— Given task —
Write out the listing below in full and exactly, leaving out every picture.

— Data shown —
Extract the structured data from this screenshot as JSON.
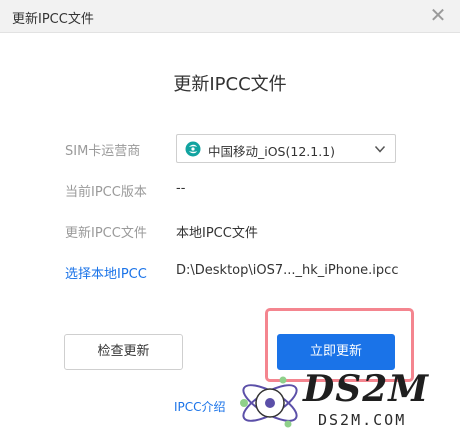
{
  "window": {
    "title": "更新IPCC文件",
    "close_icon": "close-icon"
  },
  "dialog": {
    "heading": "更新IPCC文件",
    "sim_carrier_label": "SIM卡运营商",
    "carrier_select": {
      "selected": "中国移动_iOS(12.1.1)",
      "icon": "china-mobile-logo-icon"
    },
    "current_version_label": "当前IPCC版本",
    "current_version_value": "--",
    "ipcc_file_label": "更新IPCC文件",
    "ipcc_file_value": "本地IPCC文件",
    "choose_local_link": "选择本地IPCC",
    "file_path": "D:\\Desktop\\iOS7..._hk_iPhone.ipcc",
    "check_update_button": "检查更新",
    "update_now_button": "立即更新",
    "ipcc_intro_link": "IPCC介绍"
  },
  "watermark": {
    "brand": "DS2M",
    "url": "DS2M.COM"
  },
  "colors": {
    "accent": "#1a73e8",
    "highlight": "#f4858f",
    "titlebar": "#f2f2f2"
  }
}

— Solution —
Extract the structured data from this screenshot as JSON.
{
  "window": {
    "title": "更新IPCC文件",
    "close_icon": "close-icon"
  },
  "dialog": {
    "heading": "更新IPCC文件",
    "sim_carrier_label": "SIM卡运营商",
    "carrier_select": {
      "selected": "中国移动_iOS(12.1.1)",
      "icon": "china-mobile-logo-icon"
    },
    "current_version_label": "当前IPCC版本",
    "current_version_value": "--",
    "ipcc_file_label": "更新IPCC文件",
    "ipcc_file_value": "本地IPCC文件",
    "choose_local_link": "选择本地IPCC",
    "file_path": "D:\\Desktop\\iOS7..._hk_iPhone.ipcc",
    "check_update_button": "检查更新",
    "update_now_button": "立即更新",
    "ipcc_intro_link": "IPCC介绍"
  },
  "watermark": {
    "brand": "DS2M",
    "url": "DS2M.COM"
  },
  "colors": {
    "accent": "#1a73e8",
    "highlight": "#f4858f",
    "titlebar": "#f2f2f2"
  }
}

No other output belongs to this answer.